◆ Problem statement
Give every line of the data again, unchanged, but with no pictures.

(Stored items)

--

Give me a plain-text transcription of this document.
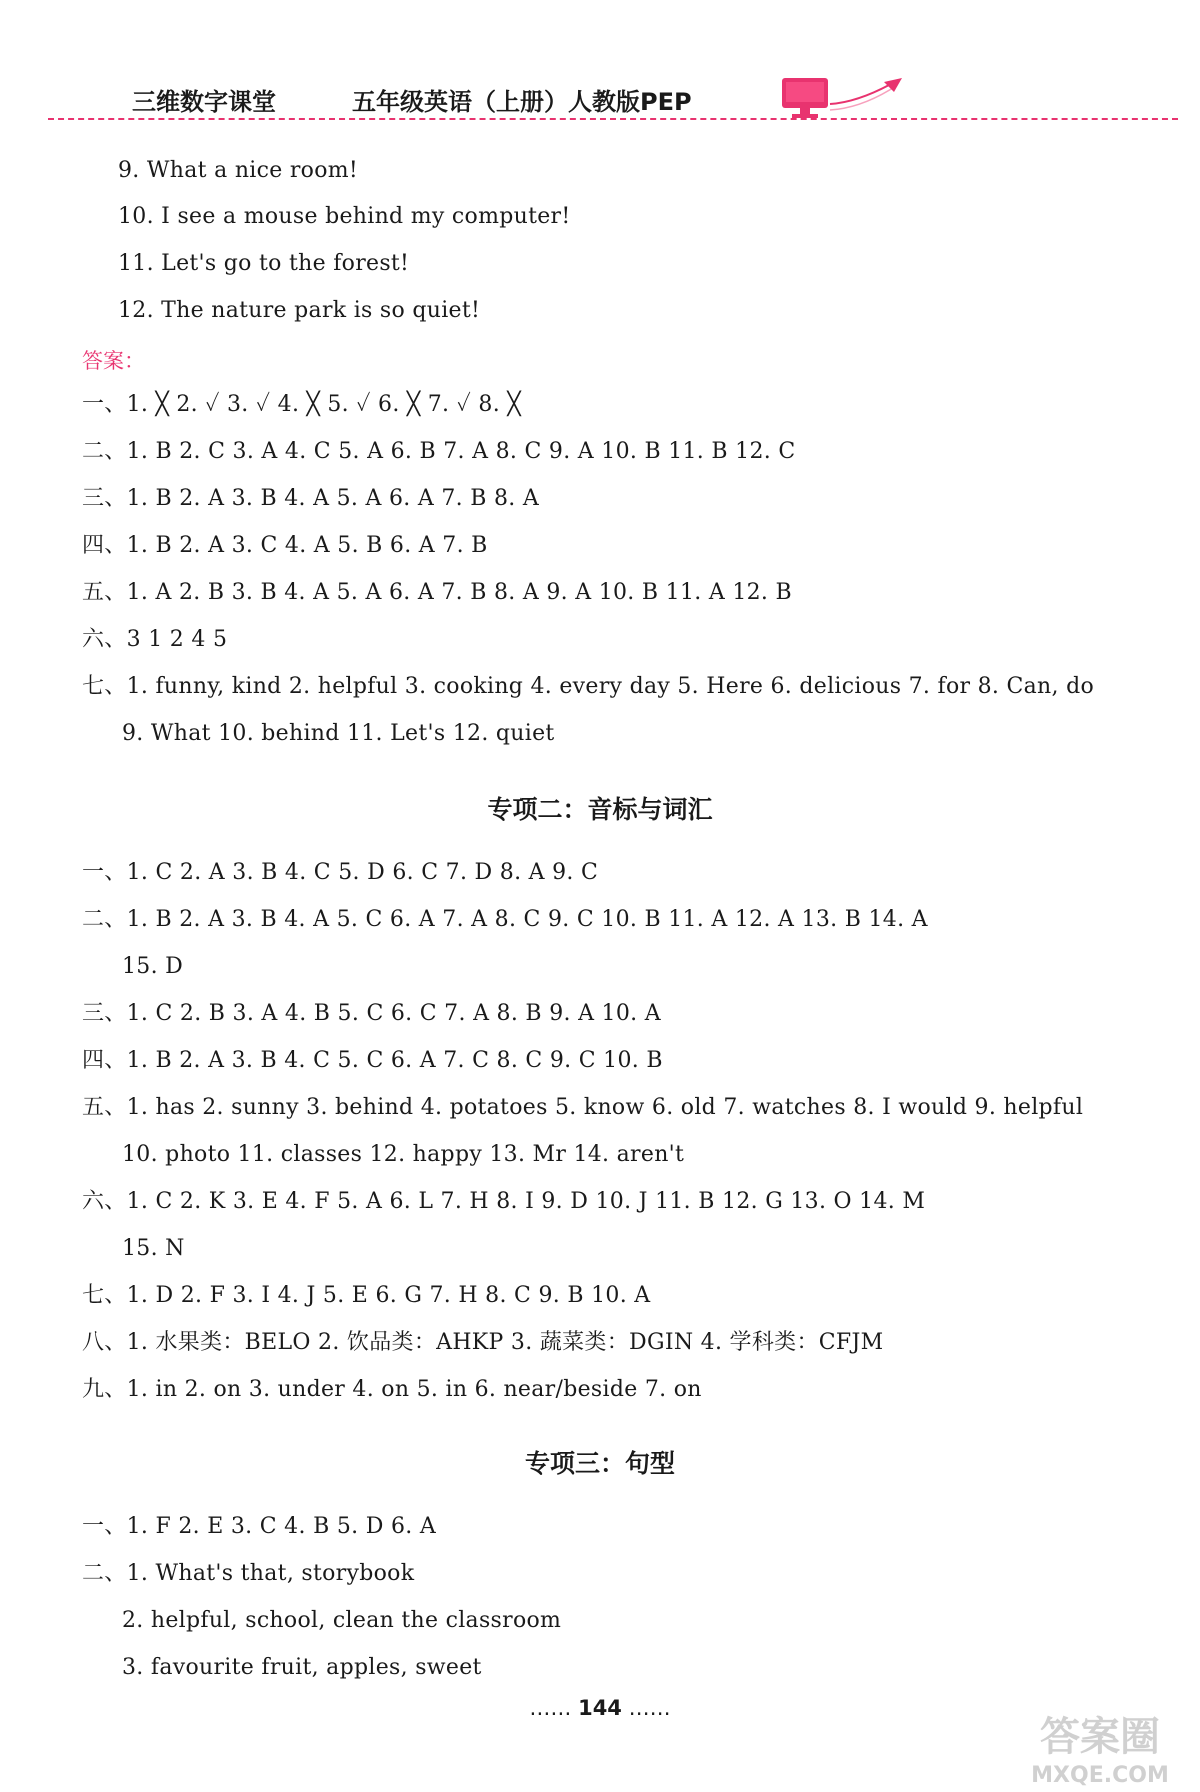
三维数字课堂	五年级英语（上册）人教版PEP
9. What a nice room!
10. I see a mouse behind my computer!
11. Let's go to the forest!
12. The nature park is so quiet!
答案：
一、1. ╳ 2. ✓ 3. ✓ 4. ╳ 5. ✓ 6. ╳ 7. ✓ 8. ╳
二、1. B 2. C 3. A 4. C 5. A 6. B 7. A 8. C 9. A 10. B 11. B 12. C
三、1. B 2. A 3. B 4. A 5. A 6. A 7. B 8. A
四、1. B 2. A 3. C 4. A 5. B 6. A 7. B
五、1. A 2. B 3. B 4. A 5. A 6. A 7. B 8. A 9. A 10. B 11. A 12. B
六、3 1 2 4 5
七、1. funny, kind 2. helpful 3. cooking 4. every day 5. Here 6. delicious 7. for 8. Can, do
9. What 10. behind 11. Let's 12. quiet
专项二：音标与词汇
一、1. C 2. A 3. B 4. C 5. D 6. C 7. D 8. A 9. C
二、1. B 2. A 3. B 4. A 5. C 6. A 7. A 8. C 9. C 10. B 11. A 12. A 13. B 14. A
15. D
三、1. C 2. B 3. A 4. B 5. C 6. C 7. A 8. B 9. A 10. A
四、1. B 2. A 3. B 4. C 5. C 6. A 7. C 8. C 9. C 10. B
五、1. has 2. sunny 3. behind 4. potatoes 5. know 6. old 7. watches 8. I would 9. helpful
10. photo 11. classes 12. happy 13. Mr 14. aren't
六、1. C 2. K 3. E 4. F 5. A 6. L 7. H 8. I 9. D 10. J 11. B 12. G 13. O 14. M
15. N
七、1. D 2. F 3. I 4. J 5. E 6. G 7. H 8. C 9. B 10. A
八、1. 水果类：BELO 2. 饮品类：AHKP 3. 蔬菜类：DGIN 4. 学科类：CFJM
九、1. in 2. on 3. under 4. on 5. in 6. near/beside 7. on
专项三：句型
一、1. F 2. E 3. C 4. B 5. D 6. A
二、1. What's that, storybook
2. helpful, school, clean the classroom
3. favourite fruit, apples, sweet
…… 144 ……
答案圈
MXQE.COM
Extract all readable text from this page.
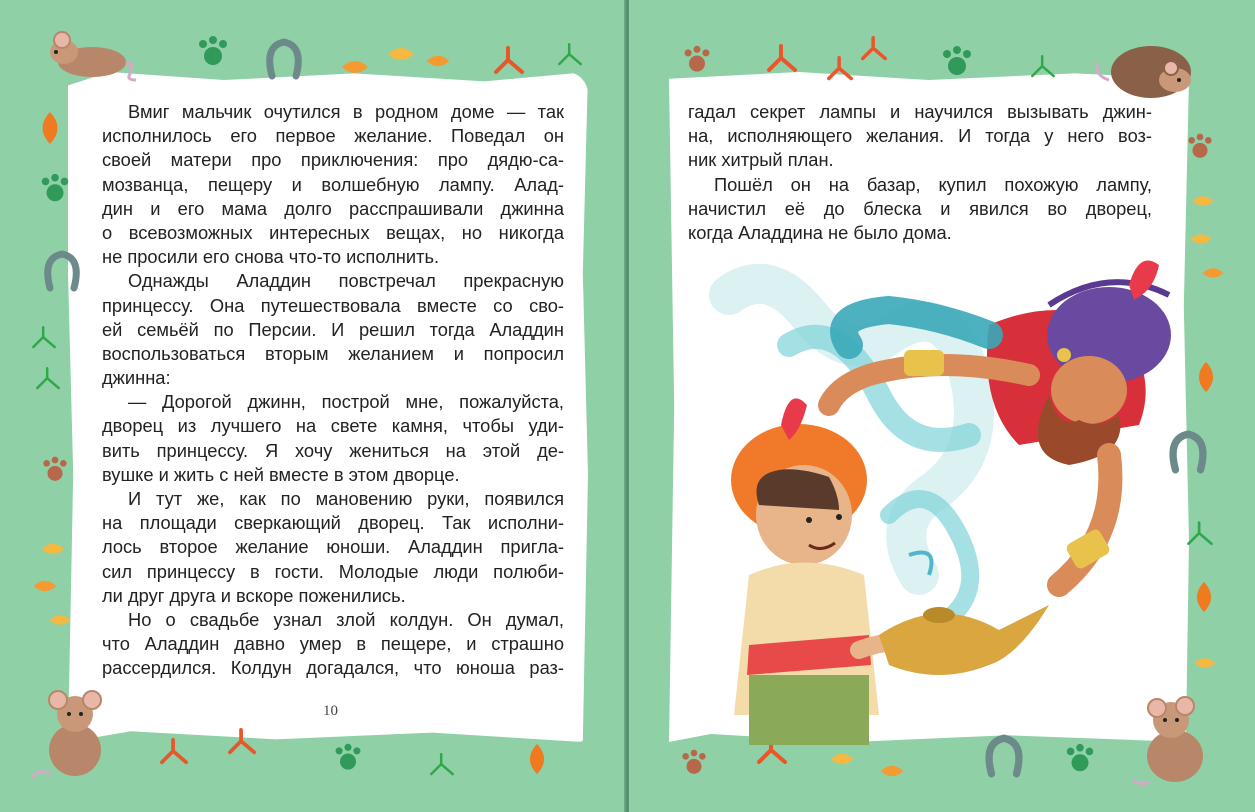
Вмиг мальчик очутился в родном доме — так
исполнилось его первое желание. Поведал он
своей матери про приключения: про дядю-са-
мозванца, пещеру и волшебную лампу. Алад-
дин и его мама долго расспрашивали джинна
о всевозможных интересных вещах, но никогда
не просили его снова что-то исполнить.
Однажды Аладдин повстречал прекрасную
принцессу. Она путешествовала вместе со сво-
ей семьёй по Персии. И решил тогда Аладдин
воспользоваться вторым желанием и попросил
джинна:
— Дорогой джинн, построй мне, пожалуйста,
дворец из лучшего на свете камня, чтобы уди-
вить принцессу. Я хочу жениться на этой де-
вушке и жить с ней вместе в этом дворце.
И тут же, как по мановению руки, появился
на площади сверкающий дворец. Так исполни-
лось второе желание юноши. Аладдин пригла-
сил принцессу в гости. Молодые люди полюби-
ли друг друга и вскоре поженились.
Но о свадьбе узнал злой колдун. Он думал,
что Аладдин давно умер в пещере, и страшно
рассердился. Колдун догадался, что юноша раз-
10
гадал секрет лампы и научился вызывать джин-
на, исполняющего желания. И тогда у него воз-
ник хитрый план.
Пошёл он на базар, купил похожую лампу,
начистил её до блеска и явился во дворец,
когда Аладдина не было дома.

--

◆ Exercise result
Give me a plain-text transcription of this document.
三维数字课堂	五年级英语（上册）人教版PEP
9. What a nice room!
10. I see a mouse behind my computer!
11. Let's go to the forest!
12. The nature park is so quiet!
答案：
一、1. ╳ 2. ✓ 3. ✓ 4. ╳ 5. ✓ 6. ╳ 7. ✓ 8. ╳
二、1. B 2. C 3. A 4. C 5. A 6. B 7. A 8. C 9. A 10. B 11. B 12. C
三、1. B 2. A 3. B 4. A 5. A 6. A 7. B 8. A
四、1. B 2. A 3. C 4. A 5. B 6. A 7. B
五、1. A 2. B 3. B 4. A 5. A 6. A 7. B 8. A 9. A 10. B 11. A 12. B
六、3 1 2 4 5
七、1. funny, kind 2. helpful 3. cooking 4. every day 5. Here 6. delicious 7. for 8. Can, do
9. What 10. behind 11. Let's 12. quiet
专项二：音标与词汇
一、1. C 2. A 3. B 4. C 5. D 6. C 7. D 8. A 9. C
二、1. B 2. A 3. B 4. A 5. C 6. A 7. A 8. C 9. C 10. B 11. A 12. A 13. B 14. A
15. D
三、1. C 2. B 3. A 4. B 5. C 6. C 7. A 8. B 9. A 10. A
四、1. B 2. A 3. B 4. C 5. C 6. A 7. C 8. C 9. C 10. B
五、1. has 2. sunny 3. behind 4. potatoes 5. know 6. old 7. watches 8. I would 9. helpful
10. photo 11. classes 12. happy 13. Mr 14. aren't
六、1. C 2. K 3. E 4. F 5. A 6. L 7. H 8. I 9. D 10. J 11. B 12. G 13. O 14. M
15. N
七、1. D 2. F 3. I 4. J 5. E 6. G 7. H 8. C 9. B 10. A
八、1. 水果类：BELO 2. 饮品类：AHKP 3. 蔬菜类：DGIN 4. 学科类：CFJM
九、1. in 2. on 3. under 4. on 5. in 6. near/beside 7. on
专项三：句型
一、1. F 2. E 3. C 4. B 5. D 6. A
二、1. What's that, storybook
2. helpful, school, clean the classroom
3. favourite fruit, apples, sweet
…… 144 ……
答案圈
MXQE.COM
Extract all readable text from this page.
Вмиг мальчик очутился в родном доме — так
исполнилось его первое желание. Поведал он
своей матери про приключения: про дядю-са-
мозванца, пещеру и волшебную лампу. Алад-
дин и его мама долго расспрашивали джинна
о всевозможных интересных вещах, но никогда
не просили его снова что-то исполнить.
Однажды Аладдин повстречал прекрасную
принцессу. Она путешествовала вместе со сво-
ей семьёй по Персии. И решил тогда Аладдин
воспользоваться вторым желанием и попросил
джинна:
— Дорогой джинн, построй мне, пожалуйста,
дворец из лучшего на свете камня, чтобы уди-
вить принцессу. Я хочу жениться на этой де-
вушке и жить с ней вместе в этом дворце.
И тут же, как по мановению руки, появился
на площади сверкающий дворец. Так исполни-
лось второе желание юноши. Аладдин пригла-
сил принцессу в гости. Молодые люди полюби-
ли друг друга и вскоре поженились.
Но о свадьбе узнал злой колдун. Он думал,
что Аладдин давно умер в пещере, и страшно
рассердился. Колдун догадался, что юноша раз-
10
гадал секрет лампы и научился вызывать джин-
на, исполняющего желания. И тогда у него воз-
ник хитрый план.
Пошёл он на базар, купил похожую лампу,
начистил её до блеска и явился во дворец,
когда Аладдина не было дома.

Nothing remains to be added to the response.